> _DIRECTIONS FOR THIS TASK_: Write out all of the entries that follow, word for word, but skip the pictures.

Dataset items

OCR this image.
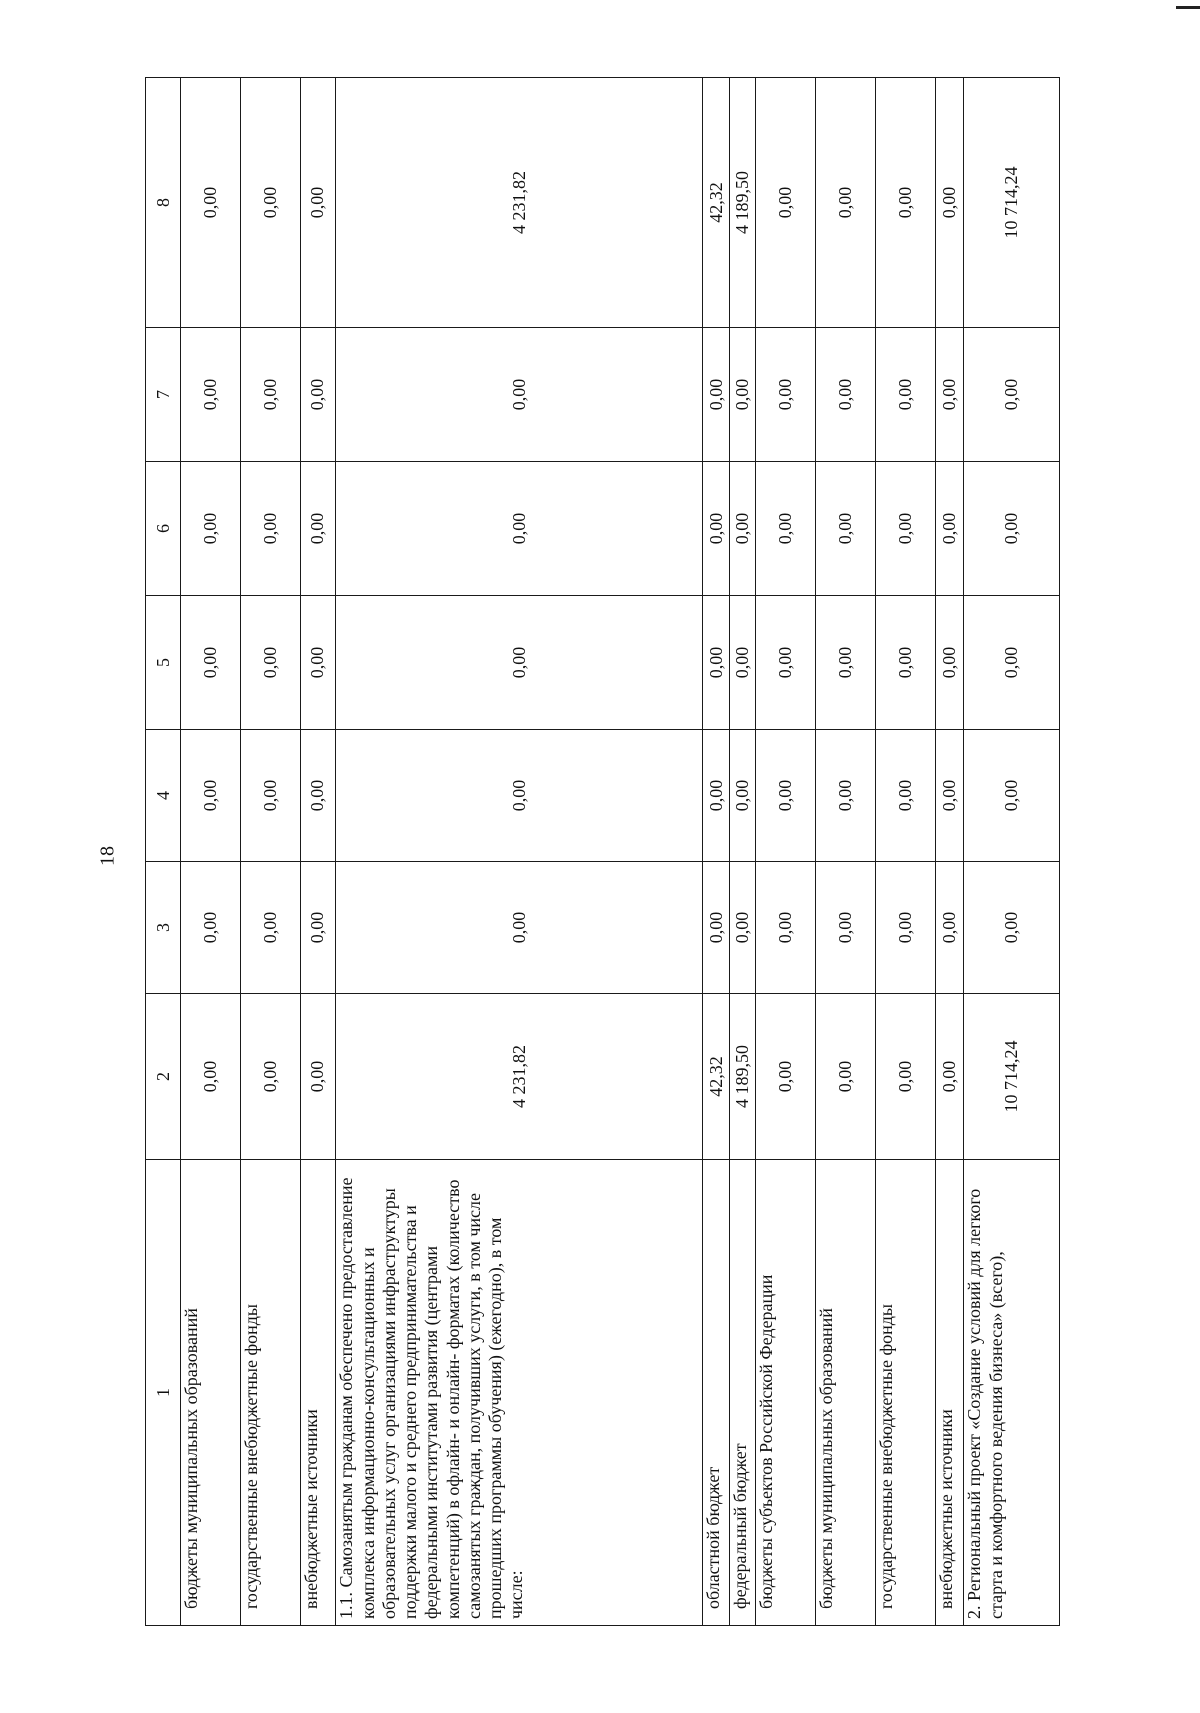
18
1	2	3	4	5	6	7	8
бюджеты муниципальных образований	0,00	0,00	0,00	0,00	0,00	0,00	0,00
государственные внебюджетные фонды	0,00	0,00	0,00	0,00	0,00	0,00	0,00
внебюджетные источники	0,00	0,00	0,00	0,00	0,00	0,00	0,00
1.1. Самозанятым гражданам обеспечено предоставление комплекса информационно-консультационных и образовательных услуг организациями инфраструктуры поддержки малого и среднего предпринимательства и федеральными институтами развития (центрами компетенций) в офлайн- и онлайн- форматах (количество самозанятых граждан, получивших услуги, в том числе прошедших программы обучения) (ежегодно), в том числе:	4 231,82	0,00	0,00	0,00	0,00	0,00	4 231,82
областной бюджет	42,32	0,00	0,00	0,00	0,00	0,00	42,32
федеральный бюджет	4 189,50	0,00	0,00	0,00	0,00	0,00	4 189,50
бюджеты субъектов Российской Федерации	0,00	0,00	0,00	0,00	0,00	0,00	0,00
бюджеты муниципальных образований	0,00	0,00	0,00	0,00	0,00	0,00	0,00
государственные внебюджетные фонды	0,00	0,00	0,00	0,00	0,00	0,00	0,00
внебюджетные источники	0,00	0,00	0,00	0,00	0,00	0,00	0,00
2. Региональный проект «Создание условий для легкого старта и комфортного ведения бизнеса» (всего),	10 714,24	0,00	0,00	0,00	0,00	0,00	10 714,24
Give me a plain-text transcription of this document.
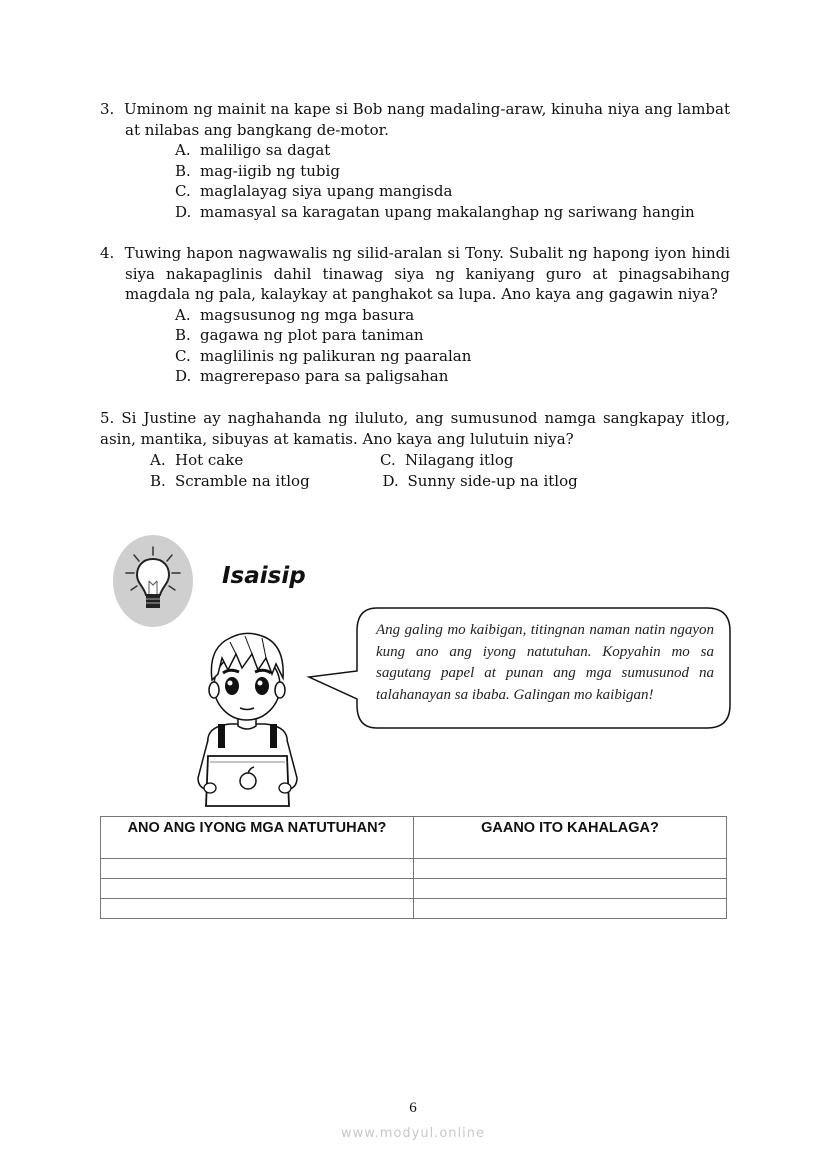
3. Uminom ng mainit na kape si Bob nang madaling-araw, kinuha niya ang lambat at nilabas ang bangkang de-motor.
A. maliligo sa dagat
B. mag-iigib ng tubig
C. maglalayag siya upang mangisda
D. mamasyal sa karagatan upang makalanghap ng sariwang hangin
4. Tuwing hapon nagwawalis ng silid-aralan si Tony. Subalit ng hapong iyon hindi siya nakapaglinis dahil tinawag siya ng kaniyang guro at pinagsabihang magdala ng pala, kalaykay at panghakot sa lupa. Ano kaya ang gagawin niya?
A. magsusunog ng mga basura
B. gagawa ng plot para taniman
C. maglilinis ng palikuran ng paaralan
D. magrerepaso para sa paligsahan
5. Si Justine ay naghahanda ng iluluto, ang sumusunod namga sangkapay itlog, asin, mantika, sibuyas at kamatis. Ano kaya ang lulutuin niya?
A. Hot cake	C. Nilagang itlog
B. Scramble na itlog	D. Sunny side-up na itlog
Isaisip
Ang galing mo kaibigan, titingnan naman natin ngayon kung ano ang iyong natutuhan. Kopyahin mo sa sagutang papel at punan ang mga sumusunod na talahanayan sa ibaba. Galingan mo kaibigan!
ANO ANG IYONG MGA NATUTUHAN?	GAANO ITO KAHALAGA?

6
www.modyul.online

> _FINISHED ANSWER_:
OCR this image.
18
1	2	3	4	5	6	7	8
бюджеты муниципальных образований	0,00	0,00	0,00	0,00	0,00	0,00	0,00
государственные внебюджетные фонды	0,00	0,00	0,00	0,00	0,00	0,00	0,00
внебюджетные источники	0,00	0,00	0,00	0,00	0,00	0,00	0,00
1.1. Самозанятым гражданам обеспечено предоставление комплекса информационно-консультационных и образовательных услуг организациями инфраструктуры поддержки малого и среднего предпринимательства и федеральными институтами развития (центрами компетенций) в офлайн- и онлайн- форматах (количество самозанятых граждан, получивших услуги, в том числе прошедших программы обучения) (ежегодно), в том числе:	4 231,82	0,00	0,00	0,00	0,00	0,00	4 231,82
областной бюджет	42,32	0,00	0,00	0,00	0,00	0,00	42,32
федеральный бюджет	4 189,50	0,00	0,00	0,00	0,00	0,00	4 189,50
бюджеты субъектов Российской Федерации	0,00	0,00	0,00	0,00	0,00	0,00	0,00
бюджеты муниципальных образований	0,00	0,00	0,00	0,00	0,00	0,00	0,00
государственные внебюджетные фонды	0,00	0,00	0,00	0,00	0,00	0,00	0,00
внебюджетные источники	0,00	0,00	0,00	0,00	0,00	0,00	0,00
2. Региональный проект «Создание условий для легкого старта и комфортного ведения бизнеса» (всего),	10 714,24	0,00	0,00	0,00	0,00	0,00	10 714,24
Give me a plain-text transcription of this document.
3. Uminom ng mainit na kape si Bob nang madaling-araw, kinuha niya ang lambat at nilabas ang bangkang de-motor.
A. maliligo sa dagat
B. mag-iigib ng tubig
C. maglalayag siya upang mangisda
D. mamasyal sa karagatan upang makalanghap ng sariwang hangin
4. Tuwing hapon nagwawalis ng silid-aralan si Tony. Subalit ng hapong iyon hindi siya nakapaglinis dahil tinawag siya ng kaniyang guro at pinagsabihang magdala ng pala, kalaykay at panghakot sa lupa. Ano kaya ang gagawin niya?
A. magsusunog ng mga basura
B. gagawa ng plot para taniman
C. maglilinis ng palikuran ng paaralan
D. magrerepaso para sa paligsahan
5. Si Justine ay naghahanda ng iluluto, ang sumusunod namga sangkapay itlog, asin, mantika, sibuyas at kamatis. Ano kaya ang lulutuin niya?
A. Hot cake	C. Nilagang itlog
B. Scramble na itlog	D. Sunny side-up na itlog
Isaisip
Ang galing mo kaibigan, titingnan naman natin ngayon kung ano ang iyong natutuhan. Kopyahin mo sa sagutang papel at punan ang mga sumusunod na talahanayan sa ibaba. Galingan mo kaibigan!
ANO ANG IYONG MGA NATUTUHAN?	GAANO ITO KAHALAGA?

6
www.modyul.online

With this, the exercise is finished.